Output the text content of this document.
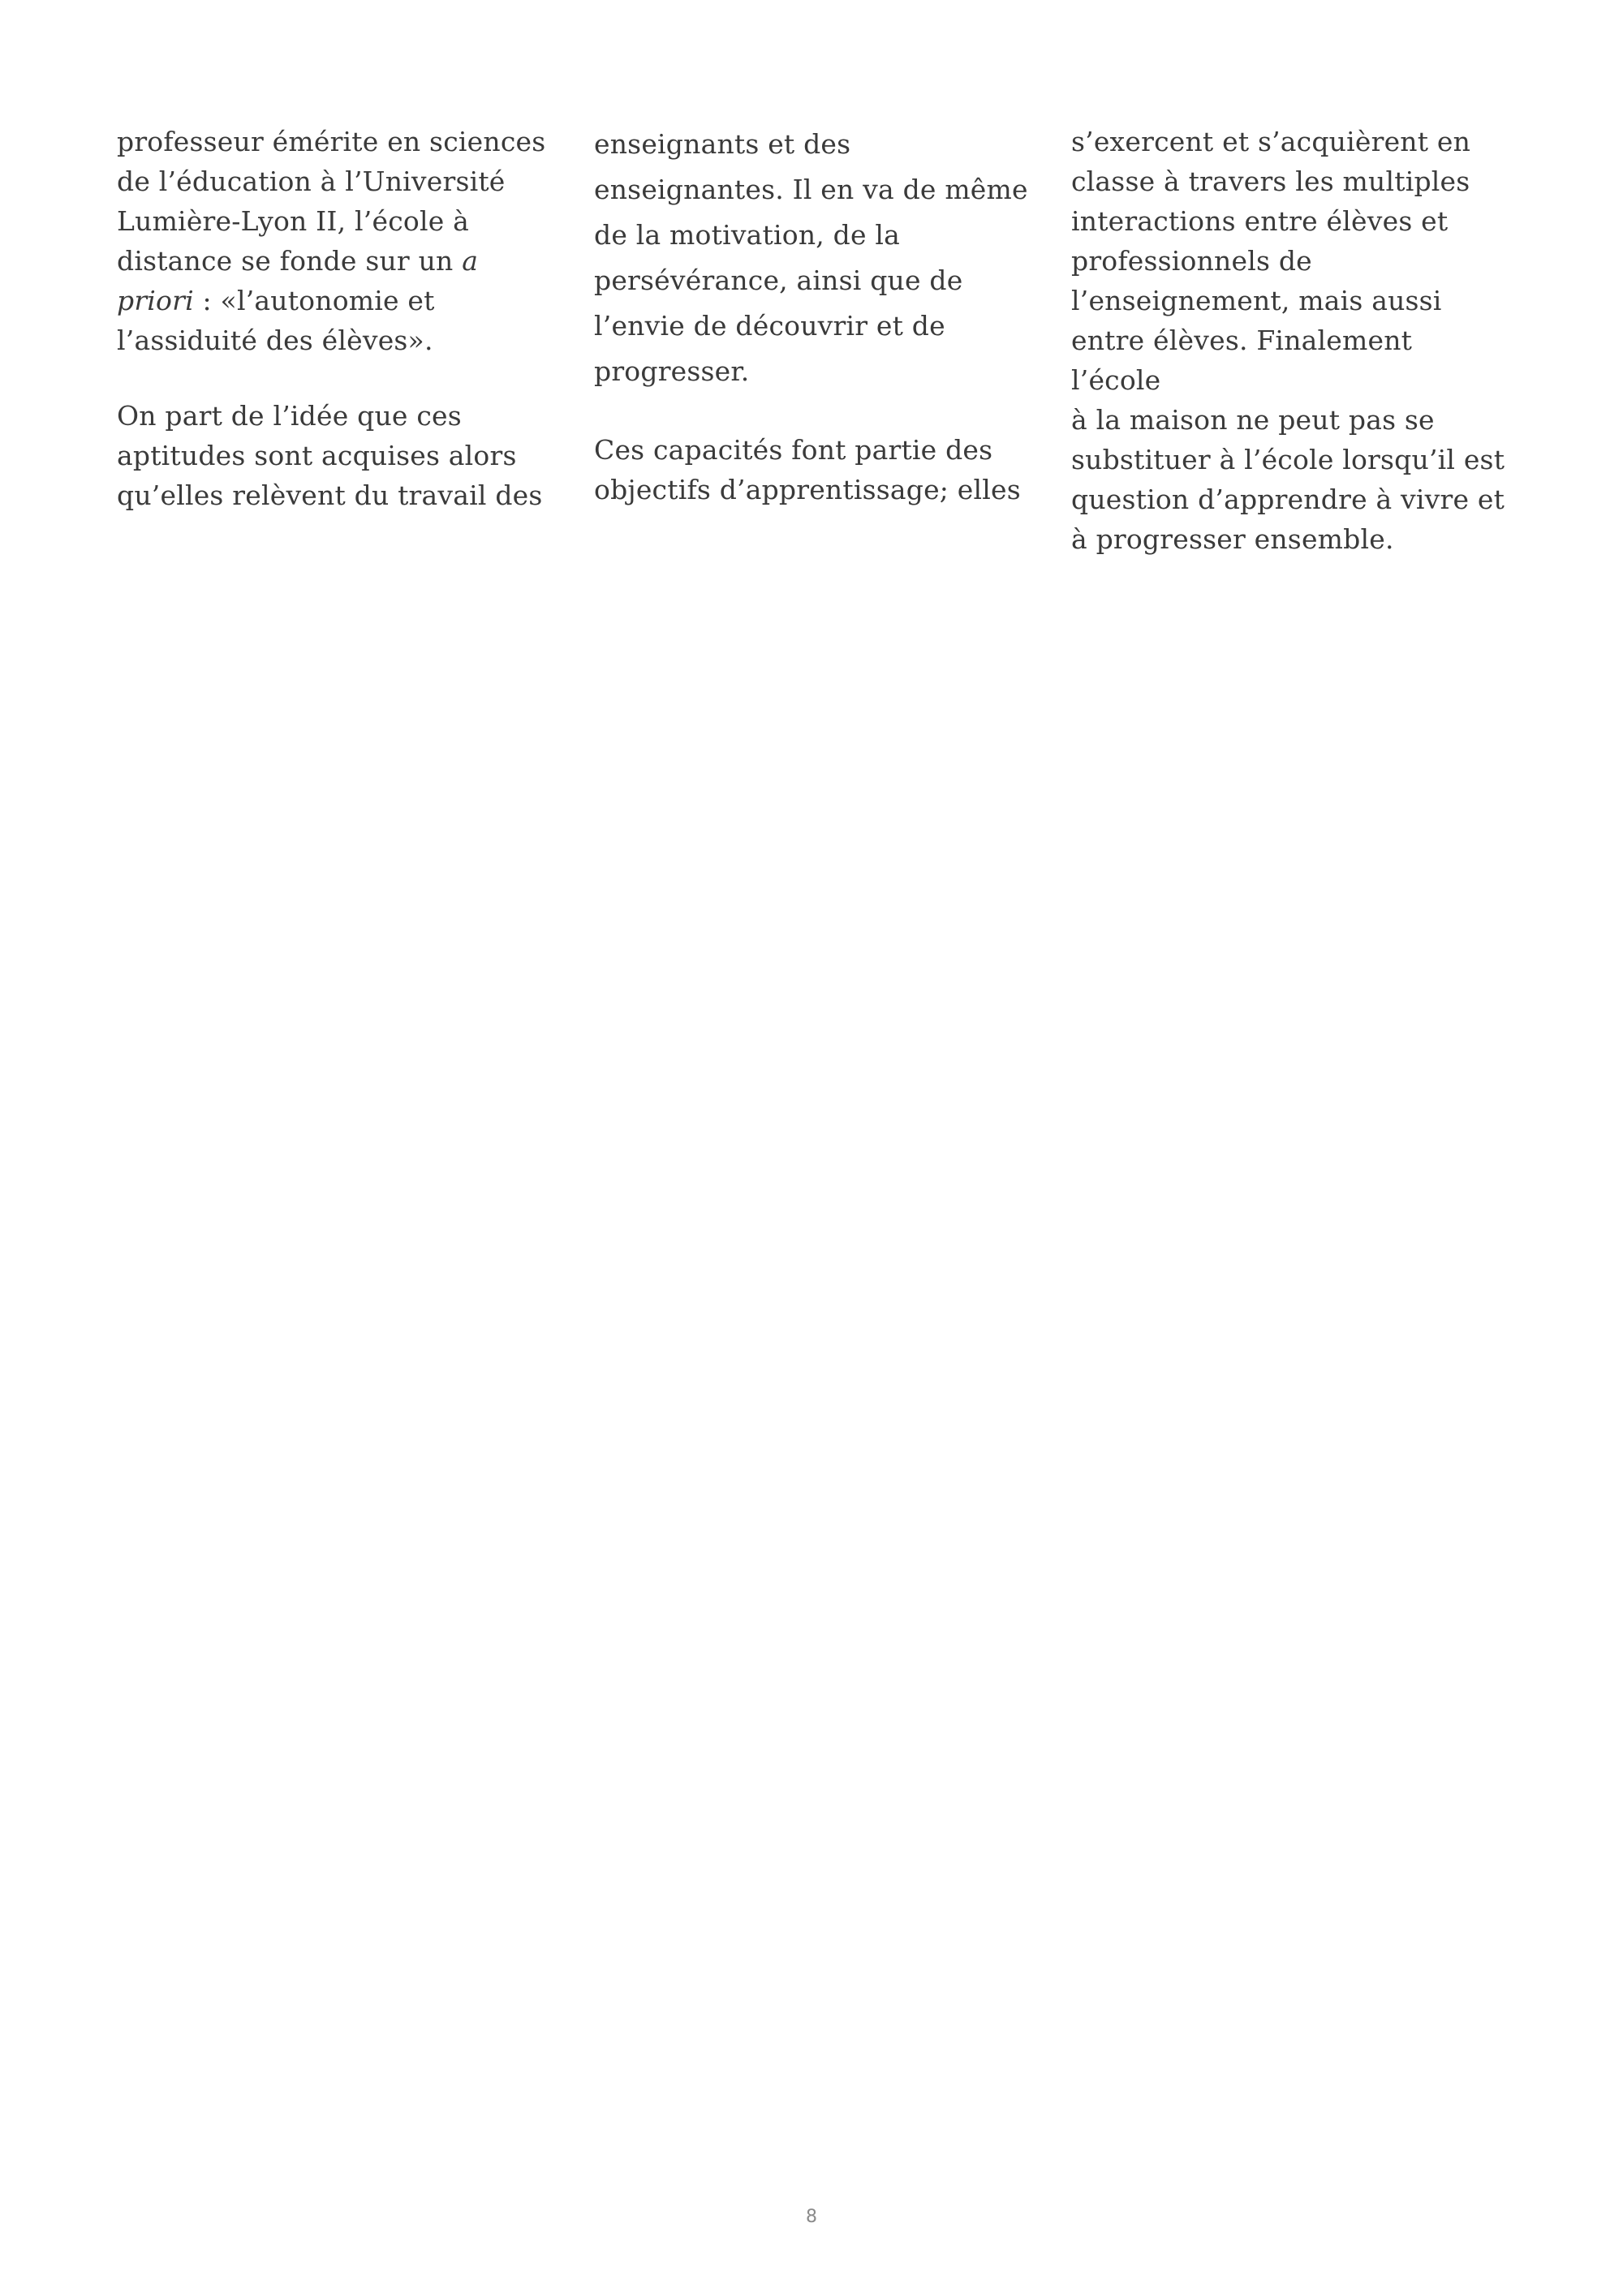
professeur émérite en sciences
de l’éducation à l’Université
Lumière-Lyon II, l’école à
distance se fonde sur un a
priori : «l’autonomie et
l’assiduité des élèves».

On part de l’idée que ces
aptitudes sont acquises alors
qu’elles relèvent du travail des

enseignants et des
enseignantes. Il en va de même
de la motivation, de la
persévérance, ainsi que de
l’envie de découvrir et de
progresser.

Ces capacités font partie des
objectifs d’apprentissage; elles

s’exercent et s’acquièrent en
classe à travers les multiples
interactions entre élèves et
professionnels de
l’enseignement, mais aussi
entre élèves. Finalement l’école
à la maison ne peut pas se
substituer à l’école lorsqu’il est
question d’apprendre à vivre et
à progresser ensemble.

8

____________

Return the material word for word. Pictures are not part of the copy.

### Right answer:
Output the text content of this document.
professeur émérite en sciences
de l’éducation à l’Université
Lumière-Lyon II, l’école à
distance se fonde sur un a
priori : «l’autonomie et
l’assiduité des élèves».

On part de l’idée que ces
aptitudes sont acquises alors
qu’elles relèvent du travail des

enseignants et des
enseignantes. Il en va de même
de la motivation, de la
persévérance, ainsi que de
l’envie de découvrir et de
progresser.

Ces capacités font partie des
objectifs d’apprentissage; elles

s’exercent et s’acquièrent en
classe à travers les multiples
interactions entre élèves et
professionnels de
l’enseignement, mais aussi
entre élèves. Finalement l’école
à la maison ne peut pas se
substituer à l’école lorsqu’il est
question d’apprendre à vivre et
à progresser ensemble.

8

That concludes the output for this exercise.